> [Work required]: The records below must be copied in full; omit the images.

[Data extracted from a collection]
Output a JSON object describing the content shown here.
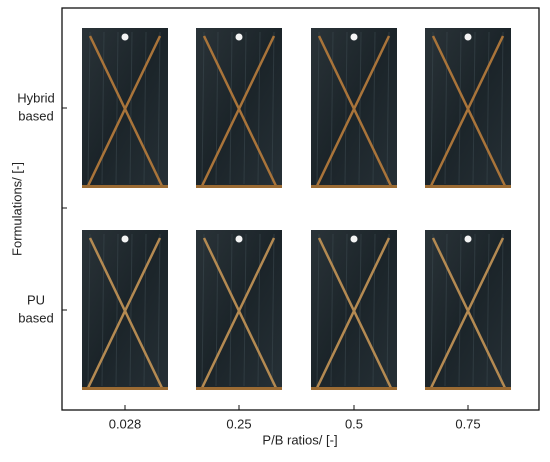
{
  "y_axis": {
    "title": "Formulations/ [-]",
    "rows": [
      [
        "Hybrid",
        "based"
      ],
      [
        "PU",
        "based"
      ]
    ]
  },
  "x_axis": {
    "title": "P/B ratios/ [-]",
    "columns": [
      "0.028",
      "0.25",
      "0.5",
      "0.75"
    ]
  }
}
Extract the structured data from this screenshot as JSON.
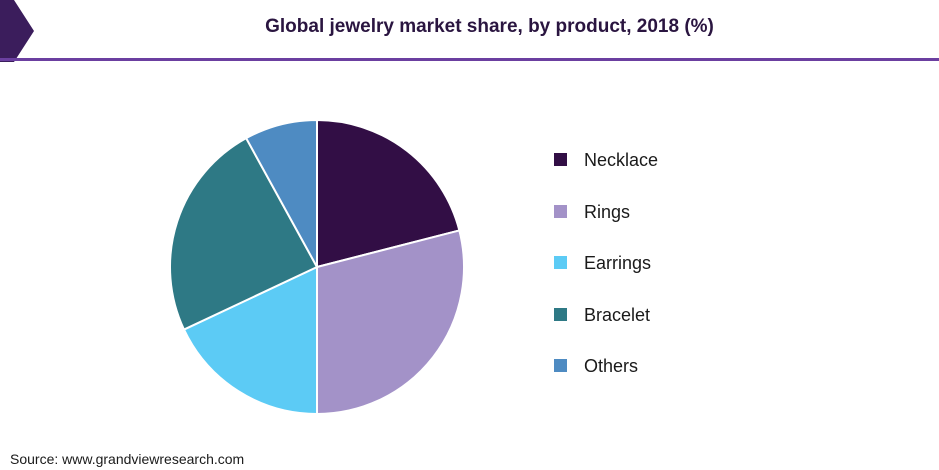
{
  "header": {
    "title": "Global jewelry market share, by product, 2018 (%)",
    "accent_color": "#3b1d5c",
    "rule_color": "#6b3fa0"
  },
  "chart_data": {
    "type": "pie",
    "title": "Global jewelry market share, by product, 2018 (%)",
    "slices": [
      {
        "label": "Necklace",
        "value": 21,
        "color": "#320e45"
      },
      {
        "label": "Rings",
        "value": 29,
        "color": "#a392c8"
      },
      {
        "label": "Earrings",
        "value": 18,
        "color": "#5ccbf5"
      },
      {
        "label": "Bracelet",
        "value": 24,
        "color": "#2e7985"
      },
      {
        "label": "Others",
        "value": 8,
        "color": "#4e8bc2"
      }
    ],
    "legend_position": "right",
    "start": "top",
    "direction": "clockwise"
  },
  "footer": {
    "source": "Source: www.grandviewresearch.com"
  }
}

> [Finished task]:
Output a JSON object describing the content shown here.
{
  "y_axis": {
    "title": "Formulations/ [-]",
    "rows": [
      [
        "Hybrid",
        "based"
      ],
      [
        "PU",
        "based"
      ]
    ]
  },
  "x_axis": {
    "title": "P/B ratios/ [-]",
    "columns": [
      "0.028",
      "0.25",
      "0.5",
      "0.75"
    ]
  }
}
Extract the structured data from this screenshot as JSON.
{
  "header": {
    "title": "Global jewelry market share, by product, 2018 (%)",
    "accent_color": "#3b1d5c",
    "rule_color": "#6b3fa0"
  },
  "chart_data": {
    "type": "pie",
    "title": "Global jewelry market share, by product, 2018 (%)",
    "slices": [
      {
        "label": "Necklace",
        "value": 21,
        "color": "#320e45"
      },
      {
        "label": "Rings",
        "value": 29,
        "color": "#a392c8"
      },
      {
        "label": "Earrings",
        "value": 18,
        "color": "#5ccbf5"
      },
      {
        "label": "Bracelet",
        "value": 24,
        "color": "#2e7985"
      },
      {
        "label": "Others",
        "value": 8,
        "color": "#4e8bc2"
      }
    ],
    "legend_position": "right",
    "start": "top",
    "direction": "clockwise"
  },
  "footer": {
    "source": "Source: www.grandviewresearch.com"
  }
}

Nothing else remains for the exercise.